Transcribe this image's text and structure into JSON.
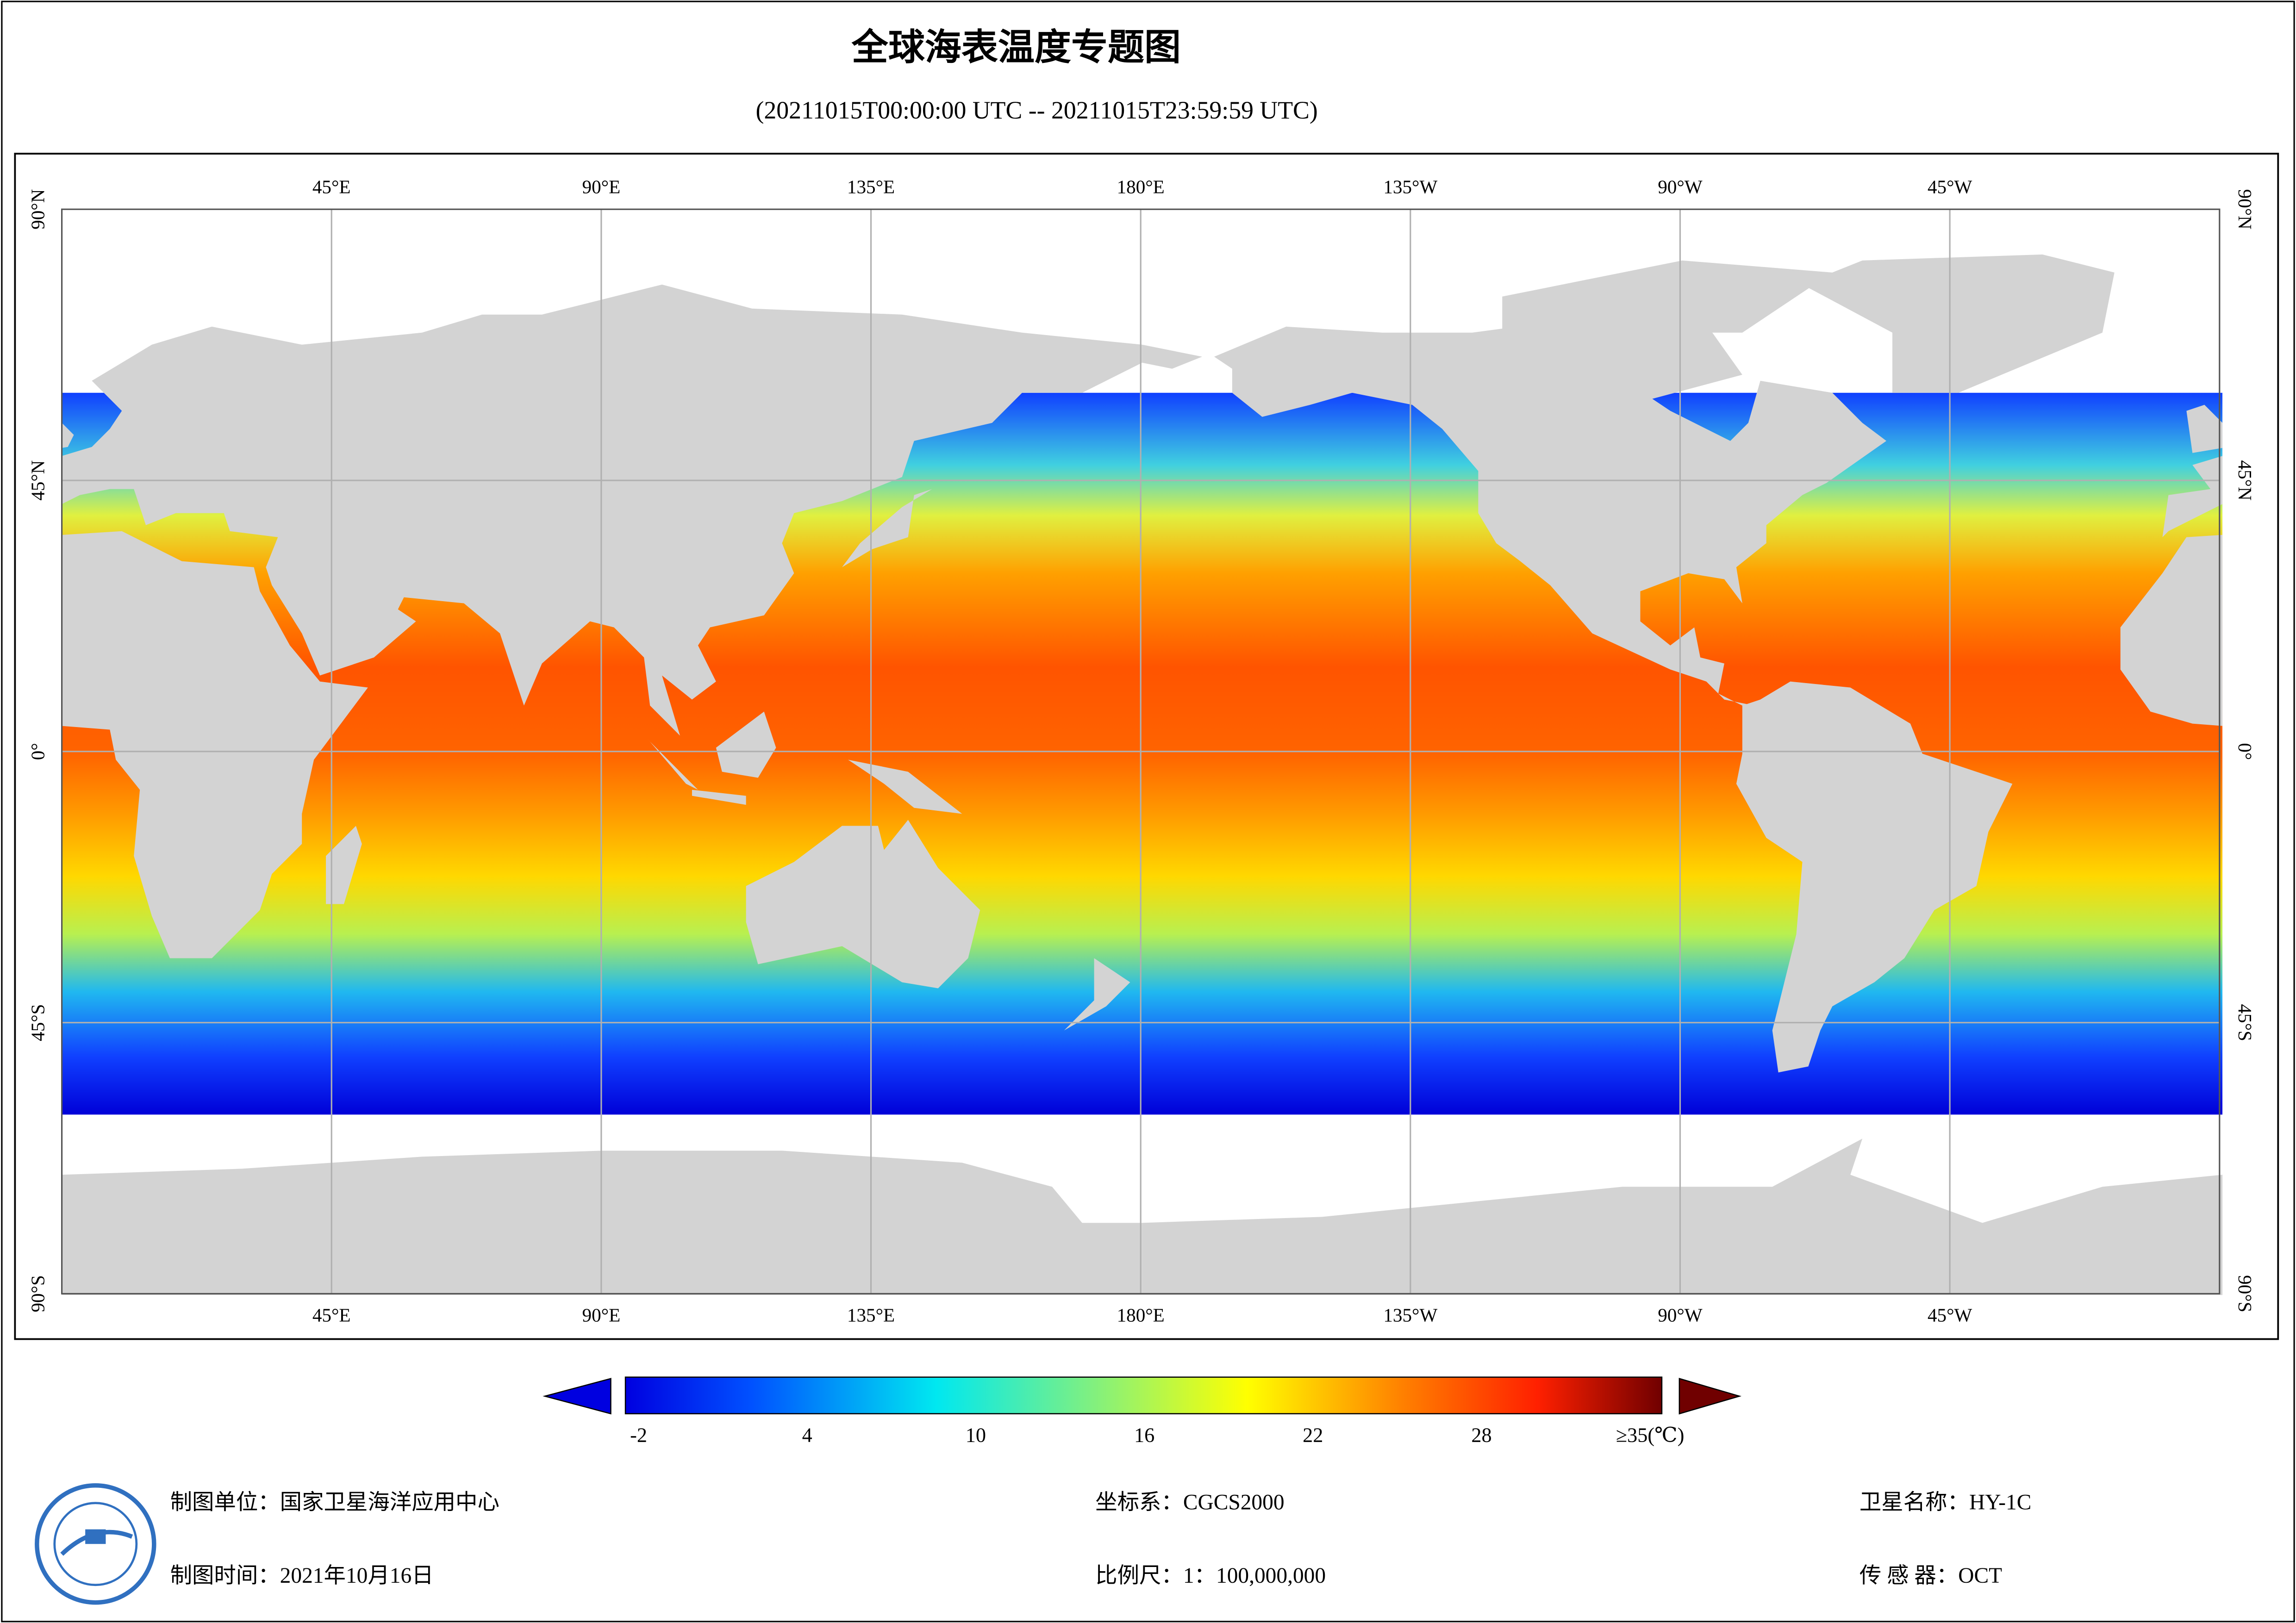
{
  "header": {
    "title": "全球海表温度专题图",
    "subtitle": "(20211015T00:00:00 UTC -- 20211015T23:59:59 UTC)"
  },
  "map": {
    "lon_labels": [
      "45°E",
      "90°E",
      "135°E",
      "180°E",
      "135°W",
      "90°W",
      "45°W"
    ],
    "lat_labels": [
      "90°N",
      "45°N",
      "0°",
      "45°S",
      "90°S"
    ]
  },
  "colorbar": {
    "labels": [
      "-2",
      "4",
      "10",
      "16",
      "22",
      "28",
      "≥35(℃)"
    ]
  },
  "footer": {
    "unit": "制图单位：国家卫星海洋应用中心",
    "time": "制图时间：2021年10月16日",
    "crs": "坐标系：CGCS2000",
    "scale": "比例尺：1：100,000,000",
    "satellite": "卫星名称：HY-1C",
    "sensor": "传 感 器：OCT"
  }
}
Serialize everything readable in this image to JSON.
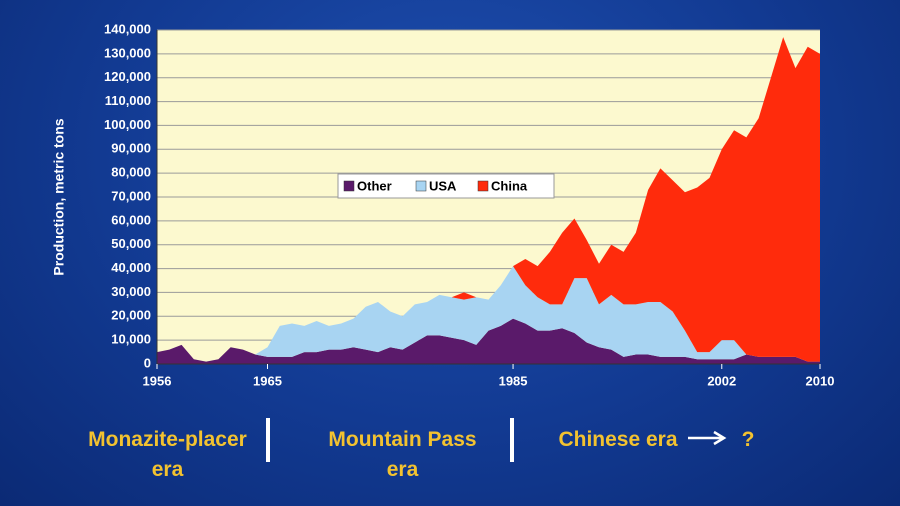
{
  "chart_data": {
    "type": "stacked_area",
    "y_label": "Production, metric tons",
    "x": [
      1956,
      1957,
      1958,
      1959,
      1960,
      1961,
      1962,
      1963,
      1964,
      1965,
      1966,
      1967,
      1968,
      1969,
      1970,
      1971,
      1972,
      1973,
      1974,
      1975,
      1976,
      1977,
      1978,
      1979,
      1980,
      1981,
      1982,
      1983,
      1984,
      1985,
      1986,
      1987,
      1988,
      1989,
      1990,
      1991,
      1992,
      1993,
      1994,
      1995,
      1996,
      1997,
      1998,
      1999,
      2000,
      2001,
      2002,
      2003,
      2004,
      2005,
      2006,
      2007,
      2008,
      2009,
      2010
    ],
    "series": [
      {
        "name": "Other",
        "color": "#5a1a6a",
        "values": [
          5000,
          6000,
          8000,
          2000,
          1000,
          2000,
          7000,
          6000,
          4000,
          3000,
          3000,
          3000,
          5000,
          5000,
          6000,
          6000,
          7000,
          6000,
          5000,
          7000,
          6000,
          9000,
          12000,
          12000,
          11000,
          10000,
          8000,
          14000,
          16000,
          19000,
          17000,
          14000,
          14000,
          15000,
          13000,
          9000,
          7000,
          6000,
          3000,
          4000,
          4000,
          3000,
          3000,
          3000,
          2000,
          2000,
          2000,
          2000,
          4000,
          3000,
          3000,
          3000,
          3000,
          1000,
          1000
        ]
      },
      {
        "name": "USA",
        "color": "#a8d4f2",
        "values": [
          0,
          0,
          0,
          0,
          0,
          0,
          0,
          0,
          0,
          4000,
          13000,
          14000,
          11000,
          13000,
          10000,
          11000,
          12000,
          18000,
          21000,
          15000,
          14000,
          16000,
          14000,
          17000,
          17000,
          17000,
          20000,
          13000,
          17000,
          22000,
          16000,
          14000,
          11000,
          10000,
          23000,
          27000,
          18000,
          23000,
          22000,
          21000,
          22000,
          23000,
          19000,
          11000,
          3000,
          3000,
          8000,
          8000,
          0,
          0,
          0,
          0,
          0,
          0,
          0
        ]
      },
      {
        "name": "China",
        "color": "#ff2b0c",
        "values": [
          0,
          0,
          0,
          0,
          0,
          0,
          0,
          0,
          0,
          0,
          0,
          0,
          0,
          0,
          0,
          0,
          0,
          0,
          0,
          0,
          0,
          0,
          0,
          0,
          0,
          3000,
          0,
          0,
          0,
          0,
          11000,
          13000,
          22000,
          30000,
          25000,
          16000,
          17000,
          21000,
          22000,
          30000,
          47000,
          56000,
          55000,
          58000,
          69000,
          73000,
          80000,
          88000,
          91000,
          100000,
          117000,
          134000,
          121000,
          132000,
          129000
        ]
      }
    ],
    "xlim": [
      1956,
      2010
    ],
    "xticks": [
      1956,
      1965,
      1985,
      2002,
      2010
    ],
    "ylim": [
      0,
      140000
    ],
    "yticks": [
      0,
      {
        "value": 10000,
        "label": "10,000"
      },
      {
        "value": 20000,
        "label": "20,000"
      },
      {
        "value": 30000,
        "label": "30,000"
      },
      {
        "value": 40000,
        "label": "40,000"
      },
      {
        "value": 50000,
        "label": "50,000"
      },
      {
        "value": 60000,
        "label": "60,000"
      },
      {
        "value": 70000,
        "label": "70,000"
      },
      {
        "value": 80000,
        "label": "80,000"
      },
      {
        "value": 90000,
        "label": "90,000"
      },
      {
        "value": 100000,
        "label": "100,000"
      },
      {
        "value": 110000,
        "label": "110,000"
      },
      {
        "value": 120000,
        "label": "120,000"
      },
      {
        "value": 130000,
        "label": "130,000"
      },
      {
        "value": 140000,
        "label": "140,000"
      }
    ],
    "grid": true,
    "annotations": [
      "Monazite-placer era",
      "Mountain Pass era",
      "Chinese era",
      "?"
    ]
  }
}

....................

**Directive**
Every entry must be written out exactly, with all pictures left out.

**Written solution**
Transcribe this image's text and structure into JSON.
{
  "header": {
    "title": "全球海表温度专题图",
    "subtitle": "(20211015T00:00:00 UTC -- 20211015T23:59:59 UTC)"
  },
  "map": {
    "lon_labels": [
      "45°E",
      "90°E",
      "135°E",
      "180°E",
      "135°W",
      "90°W",
      "45°W"
    ],
    "lat_labels": [
      "90°N",
      "45°N",
      "0°",
      "45°S",
      "90°S"
    ]
  },
  "colorbar": {
    "labels": [
      "-2",
      "4",
      "10",
      "16",
      "22",
      "28",
      "≥35(℃)"
    ]
  },
  "footer": {
    "unit": "制图单位：国家卫星海洋应用中心",
    "time": "制图时间：2021年10月16日",
    "crs": "坐标系：CGCS2000",
    "scale": "比例尺：1：100,000,000",
    "satellite": "卫星名称：HY-1C",
    "sensor": "传 感 器：OCT"
  }
}
Serialize everything readable in this image to JSON.
{
  "chart_data": {
    "type": "stacked_area",
    "y_label": "Production, metric tons",
    "x": [
      1956,
      1957,
      1958,
      1959,
      1960,
      1961,
      1962,
      1963,
      1964,
      1965,
      1966,
      1967,
      1968,
      1969,
      1970,
      1971,
      1972,
      1973,
      1974,
      1975,
      1976,
      1977,
      1978,
      1979,
      1980,
      1981,
      1982,
      1983,
      1984,
      1985,
      1986,
      1987,
      1988,
      1989,
      1990,
      1991,
      1992,
      1993,
      1994,
      1995,
      1996,
      1997,
      1998,
      1999,
      2000,
      2001,
      2002,
      2003,
      2004,
      2005,
      2006,
      2007,
      2008,
      2009,
      2010
    ],
    "series": [
      {
        "name": "Other",
        "color": "#5a1a6a",
        "values": [
          5000,
          6000,
          8000,
          2000,
          1000,
          2000,
          7000,
          6000,
          4000,
          3000,
          3000,
          3000,
          5000,
          5000,
          6000,
          6000,
          7000,
          6000,
          5000,
          7000,
          6000,
          9000,
          12000,
          12000,
          11000,
          10000,
          8000,
          14000,
          16000,
          19000,
          17000,
          14000,
          14000,
          15000,
          13000,
          9000,
          7000,
          6000,
          3000,
          4000,
          4000,
          3000,
          3000,
          3000,
          2000,
          2000,
          2000,
          2000,
          4000,
          3000,
          3000,
          3000,
          3000,
          1000,
          1000
        ]
      },
      {
        "name": "USA",
        "color": "#a8d4f2",
        "values": [
          0,
          0,
          0,
          0,
          0,
          0,
          0,
          0,
          0,
          4000,
          13000,
          14000,
          11000,
          13000,
          10000,
          11000,
          12000,
          18000,
          21000,
          15000,
          14000,
          16000,
          14000,
          17000,
          17000,
          17000,
          20000,
          13000,
          17000,
          22000,
          16000,
          14000,
          11000,
          10000,
          23000,
          27000,
          18000,
          23000,
          22000,
          21000,
          22000,
          23000,
          19000,
          11000,
          3000,
          3000,
          8000,
          8000,
          0,
          0,
          0,
          0,
          0,
          0,
          0
        ]
      },
      {
        "name": "China",
        "color": "#ff2b0c",
        "values": [
          0,
          0,
          0,
          0,
          0,
          0,
          0,
          0,
          0,
          0,
          0,
          0,
          0,
          0,
          0,
          0,
          0,
          0,
          0,
          0,
          0,
          0,
          0,
          0,
          0,
          3000,
          0,
          0,
          0,
          0,
          11000,
          13000,
          22000,
          30000,
          25000,
          16000,
          17000,
          21000,
          22000,
          30000,
          47000,
          56000,
          55000,
          58000,
          69000,
          73000,
          80000,
          88000,
          91000,
          100000,
          117000,
          134000,
          121000,
          132000,
          129000
        ]
      }
    ],
    "xlim": [
      1956,
      2010
    ],
    "xticks": [
      1956,
      1965,
      1985,
      2002,
      2010
    ],
    "ylim": [
      0,
      140000
    ],
    "yticks": [
      0,
      {
        "value": 10000,
        "label": "10,000"
      },
      {
        "value": 20000,
        "label": "20,000"
      },
      {
        "value": 30000,
        "label": "30,000"
      },
      {
        "value": 40000,
        "label": "40,000"
      },
      {
        "value": 50000,
        "label": "50,000"
      },
      {
        "value": 60000,
        "label": "60,000"
      },
      {
        "value": 70000,
        "label": "70,000"
      },
      {
        "value": 80000,
        "label": "80,000"
      },
      {
        "value": 90000,
        "label": "90,000"
      },
      {
        "value": 100000,
        "label": "100,000"
      },
      {
        "value": 110000,
        "label": "110,000"
      },
      {
        "value": 120000,
        "label": "120,000"
      },
      {
        "value": 130000,
        "label": "130,000"
      },
      {
        "value": 140000,
        "label": "140,000"
      }
    ],
    "grid": true,
    "annotations": [
      "Monazite-placer era",
      "Mountain Pass era",
      "Chinese era",
      "?"
    ]
  }
}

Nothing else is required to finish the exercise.